The task: Output every entry exactly as written, skipping any pictures.

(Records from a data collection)
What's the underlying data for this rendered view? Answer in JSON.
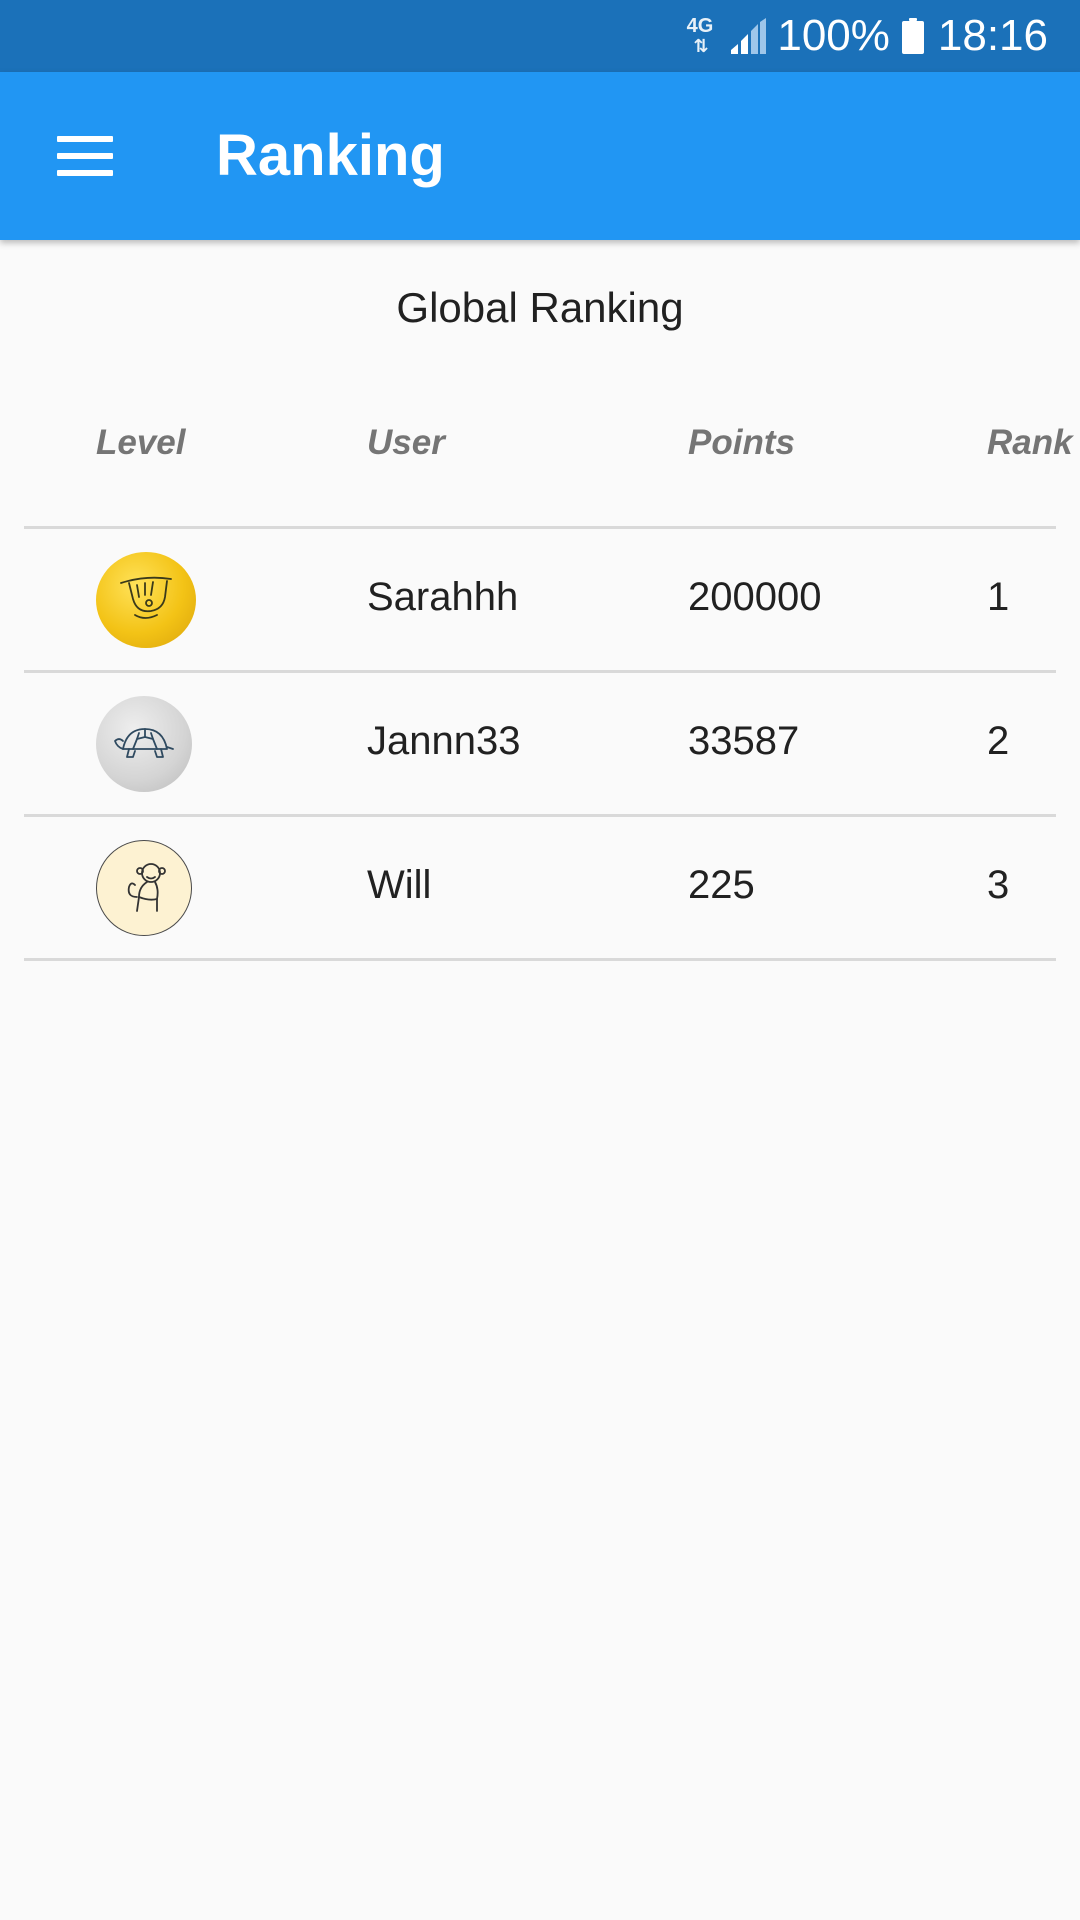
{
  "status_bar": {
    "network": "4G",
    "battery": "100%",
    "time": "18:16"
  },
  "app_bar": {
    "title": "Ranking",
    "menu_icon": "hamburger-menu-icon"
  },
  "section_title": "Global Ranking",
  "table": {
    "columns": [
      "Level",
      "User",
      "Points",
      "Rank"
    ],
    "rows": [
      {
        "level_icon": "sloth-icon",
        "level_color": "#f3c316",
        "user": "Sarahhh",
        "points": "200000",
        "rank": "1"
      },
      {
        "level_icon": "turtle-icon",
        "level_color": "#d4d4d4",
        "user": "Jannn33",
        "points": "33587",
        "rank": "2"
      },
      {
        "level_icon": "monkey-icon",
        "level_color": "#fdf2d2",
        "user": "Will",
        "points": "225",
        "rank": "3"
      }
    ]
  },
  "colors": {
    "status_bar": "#1b71b9",
    "app_bar": "#2196f3",
    "background": "#fafafa",
    "header_text": "#757575",
    "divider": "#d9d9d9"
  }
}
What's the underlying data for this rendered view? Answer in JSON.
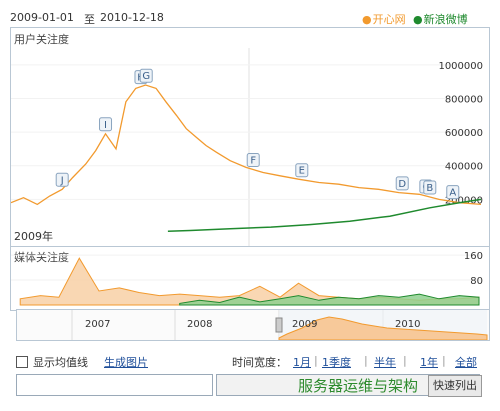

Answer for this exercise:
What's the underlying data for this rendered view? Answer in JSON.
{
  "status_bar": {
    "network": "4G",
    "battery": "100%",
    "time": "18:16"
  },
  "app_bar": {
    "title": "Ranking",
    "menu_icon": "hamburger-menu-icon"
  },
  "section_title": "Global Ranking",
  "table": {
    "columns": [
      "Level",
      "User",
      "Points",
      "Rank"
    ],
    "rows": [
      {
        "level_icon": "sloth-icon",
        "level_color": "#f3c316",
        "user": "Sarahhh",
        "points": "200000",
        "rank": "1"
      },
      {
        "level_icon": "turtle-icon",
        "level_color": "#d4d4d4",
        "user": "Jannn33",
        "points": "33587",
        "rank": "2"
      },
      {
        "level_icon": "monkey-icon",
        "level_color": "#fdf2d2",
        "user": "Will",
        "points": "225",
        "rank": "3"
      }
    ]
  },
  "colors": {
    "status_bar": "#1b71b9",
    "app_bar": "#2196f3",
    "background": "#fafafa",
    "header_text": "#757575",
    "divider": "#d9d9d9"
  }
}
What's the underlying data for this rendered view? Answer in JSON.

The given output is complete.